_Your objective_
Extract every entry word for word.

[Records]
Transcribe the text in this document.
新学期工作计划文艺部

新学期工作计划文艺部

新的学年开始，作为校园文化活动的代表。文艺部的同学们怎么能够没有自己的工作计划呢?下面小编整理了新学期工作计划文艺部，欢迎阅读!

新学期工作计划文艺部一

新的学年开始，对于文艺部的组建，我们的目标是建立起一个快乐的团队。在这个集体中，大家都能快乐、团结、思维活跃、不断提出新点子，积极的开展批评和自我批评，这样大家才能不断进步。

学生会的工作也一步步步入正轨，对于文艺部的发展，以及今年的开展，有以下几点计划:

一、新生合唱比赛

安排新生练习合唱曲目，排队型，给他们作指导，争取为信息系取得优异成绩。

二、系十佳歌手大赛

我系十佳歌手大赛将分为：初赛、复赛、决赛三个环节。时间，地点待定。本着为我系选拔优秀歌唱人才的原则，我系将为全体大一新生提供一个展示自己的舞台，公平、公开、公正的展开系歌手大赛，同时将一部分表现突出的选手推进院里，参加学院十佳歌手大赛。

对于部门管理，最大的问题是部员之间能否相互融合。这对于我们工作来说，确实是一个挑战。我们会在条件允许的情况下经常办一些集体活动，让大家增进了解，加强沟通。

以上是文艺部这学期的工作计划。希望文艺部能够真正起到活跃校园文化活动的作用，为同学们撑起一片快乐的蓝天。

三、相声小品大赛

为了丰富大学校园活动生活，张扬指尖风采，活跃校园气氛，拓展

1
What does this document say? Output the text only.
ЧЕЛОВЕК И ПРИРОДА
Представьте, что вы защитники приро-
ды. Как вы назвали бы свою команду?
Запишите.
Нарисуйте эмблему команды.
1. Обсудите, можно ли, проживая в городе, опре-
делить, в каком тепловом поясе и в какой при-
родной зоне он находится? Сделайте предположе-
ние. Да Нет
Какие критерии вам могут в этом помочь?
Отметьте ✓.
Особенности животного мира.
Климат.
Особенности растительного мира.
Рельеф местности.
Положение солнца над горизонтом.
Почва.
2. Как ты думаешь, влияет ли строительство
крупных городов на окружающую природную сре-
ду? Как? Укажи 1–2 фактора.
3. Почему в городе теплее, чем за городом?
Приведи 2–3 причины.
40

_Result_
Transcribe the text in this document.
新学期工作计划文艺部

新学期工作计划文艺部

新的学年开始，作为校园文化活动的代表。文艺部的同学们怎么能够没有自己的工作计划呢?下面小编整理了新学期工作计划文艺部，欢迎阅读!

新学期工作计划文艺部一

新的学年开始，对于文艺部的组建，我们的目标是建立起一个快乐的团队。在这个集体中，大家都能快乐、团结、思维活跃、不断提出新点子，积极的开展批评和自我批评，这样大家才能不断进步。

学生会的工作也一步步步入正轨，对于文艺部的发展，以及今年的开展，有以下几点计划:

一、新生合唱比赛

安排新生练习合唱曲目，排队型，给他们作指导，争取为信息系取得优异成绩。

二、系十佳歌手大赛

我系十佳歌手大赛将分为：初赛、复赛、决赛三个环节。时间，地点待定。本着为我系选拔优秀歌唱人才的原则，我系将为全体大一新生提供一个展示自己的舞台，公平、公开、公正的展开系歌手大赛，同时将一部分表现突出的选手推进院里，参加学院十佳歌手大赛。

对于部门管理，最大的问题是部员之间能否相互融合。这对于我们工作来说，确实是一个挑战。我们会在条件允许的情况下经常办一些集体活动，让大家增进了解，加强沟通。

以上是文艺部这学期的工作计划。希望文艺部能够真正起到活跃校园文化活动的作用，为同学们撑起一片快乐的蓝天。

三、相声小品大赛

为了丰富大学校园活动生活，张扬指尖风采，活跃校园气氛，拓展

1
What does this document say? Output the text only.
ЧЕЛОВЕК И ПРИРОДА
Представьте, что вы защитники приро-
ды. Как вы назвали бы свою команду?
Запишите.
Нарисуйте эмблему команды.
1. Обсудите, можно ли, проживая в городе, опре-
делить, в каком тепловом поясе и в какой при-
родной зоне он находится? Сделайте предположе-
ние. Да Нет
Какие критерии вам могут в этом помочь?
Отметьте ✓.
Особенности животного мира.
Климат.
Особенности растительного мира.
Рельеф местности.
Положение солнца над горизонтом.
Почва.
2. Как ты думаешь, влияет ли строительство
крупных городов на окружающую природную сре-
ду? Как? Укажи 1–2 фактора.
3. Почему в городе теплее, чем за городом?
Приведи 2–3 причины.
40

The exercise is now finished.